Exercise directions:
In the records below, find each line with the word "this" and copy it.

Data shown:
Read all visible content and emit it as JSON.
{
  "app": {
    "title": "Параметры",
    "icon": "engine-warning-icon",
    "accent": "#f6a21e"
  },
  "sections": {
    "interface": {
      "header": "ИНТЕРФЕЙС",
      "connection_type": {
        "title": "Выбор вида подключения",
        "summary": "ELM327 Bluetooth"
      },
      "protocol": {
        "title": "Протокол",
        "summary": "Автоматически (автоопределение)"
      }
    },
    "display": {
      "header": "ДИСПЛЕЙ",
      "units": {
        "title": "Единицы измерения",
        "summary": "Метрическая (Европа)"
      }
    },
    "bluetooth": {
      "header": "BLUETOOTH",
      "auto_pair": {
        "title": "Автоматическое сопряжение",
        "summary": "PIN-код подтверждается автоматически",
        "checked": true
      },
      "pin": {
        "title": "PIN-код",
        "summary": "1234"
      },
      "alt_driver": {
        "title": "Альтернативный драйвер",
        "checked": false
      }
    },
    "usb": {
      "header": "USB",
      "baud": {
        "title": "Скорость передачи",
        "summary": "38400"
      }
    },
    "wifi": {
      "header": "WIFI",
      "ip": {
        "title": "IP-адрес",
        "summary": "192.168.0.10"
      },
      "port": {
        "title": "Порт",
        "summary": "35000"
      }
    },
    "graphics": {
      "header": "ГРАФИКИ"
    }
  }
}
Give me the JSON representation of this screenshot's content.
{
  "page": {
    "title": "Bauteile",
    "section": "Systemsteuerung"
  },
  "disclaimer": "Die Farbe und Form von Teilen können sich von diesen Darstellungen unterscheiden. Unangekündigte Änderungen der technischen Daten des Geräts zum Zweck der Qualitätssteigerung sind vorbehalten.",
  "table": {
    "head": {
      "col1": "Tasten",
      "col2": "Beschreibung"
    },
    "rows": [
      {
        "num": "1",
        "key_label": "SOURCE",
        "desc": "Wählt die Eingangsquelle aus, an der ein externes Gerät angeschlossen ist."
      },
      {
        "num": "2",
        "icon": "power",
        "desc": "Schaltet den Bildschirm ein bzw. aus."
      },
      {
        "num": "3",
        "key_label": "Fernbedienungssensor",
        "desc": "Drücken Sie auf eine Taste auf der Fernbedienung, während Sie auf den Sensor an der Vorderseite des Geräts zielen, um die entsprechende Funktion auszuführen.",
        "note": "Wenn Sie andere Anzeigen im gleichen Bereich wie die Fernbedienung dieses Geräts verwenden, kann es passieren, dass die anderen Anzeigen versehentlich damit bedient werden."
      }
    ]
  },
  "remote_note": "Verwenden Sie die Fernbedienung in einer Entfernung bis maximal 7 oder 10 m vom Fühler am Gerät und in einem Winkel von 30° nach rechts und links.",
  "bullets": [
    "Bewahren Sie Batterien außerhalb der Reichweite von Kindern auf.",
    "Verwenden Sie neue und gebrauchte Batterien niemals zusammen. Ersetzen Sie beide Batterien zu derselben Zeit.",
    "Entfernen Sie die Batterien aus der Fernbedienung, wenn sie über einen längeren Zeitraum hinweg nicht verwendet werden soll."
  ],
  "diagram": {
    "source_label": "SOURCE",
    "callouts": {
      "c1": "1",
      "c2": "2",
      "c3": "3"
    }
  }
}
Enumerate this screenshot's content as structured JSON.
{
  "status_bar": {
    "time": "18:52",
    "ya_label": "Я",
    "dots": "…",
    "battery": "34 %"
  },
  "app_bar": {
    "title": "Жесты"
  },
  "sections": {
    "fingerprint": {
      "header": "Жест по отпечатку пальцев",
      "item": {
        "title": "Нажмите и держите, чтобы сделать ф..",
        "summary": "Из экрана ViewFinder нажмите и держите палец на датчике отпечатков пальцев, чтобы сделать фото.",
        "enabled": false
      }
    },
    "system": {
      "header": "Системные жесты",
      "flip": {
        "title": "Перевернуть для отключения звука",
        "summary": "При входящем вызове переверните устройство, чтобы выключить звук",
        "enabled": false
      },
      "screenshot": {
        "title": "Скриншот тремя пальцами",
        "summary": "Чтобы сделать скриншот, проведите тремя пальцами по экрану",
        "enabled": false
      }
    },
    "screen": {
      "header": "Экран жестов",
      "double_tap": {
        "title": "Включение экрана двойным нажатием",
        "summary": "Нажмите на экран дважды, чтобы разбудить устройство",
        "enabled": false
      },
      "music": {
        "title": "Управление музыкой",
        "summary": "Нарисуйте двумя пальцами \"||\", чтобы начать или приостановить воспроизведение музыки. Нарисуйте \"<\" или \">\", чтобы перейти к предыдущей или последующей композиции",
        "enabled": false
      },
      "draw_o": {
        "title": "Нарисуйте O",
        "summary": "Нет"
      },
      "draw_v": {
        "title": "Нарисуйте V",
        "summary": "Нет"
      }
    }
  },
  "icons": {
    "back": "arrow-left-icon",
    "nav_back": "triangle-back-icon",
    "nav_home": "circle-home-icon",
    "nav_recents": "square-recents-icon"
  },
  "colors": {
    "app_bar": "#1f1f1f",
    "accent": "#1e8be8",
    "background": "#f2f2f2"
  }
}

Complete response:
Give me the JSON representation of this screenshot's content.
Enumerate this screenshot's content as structured JSON.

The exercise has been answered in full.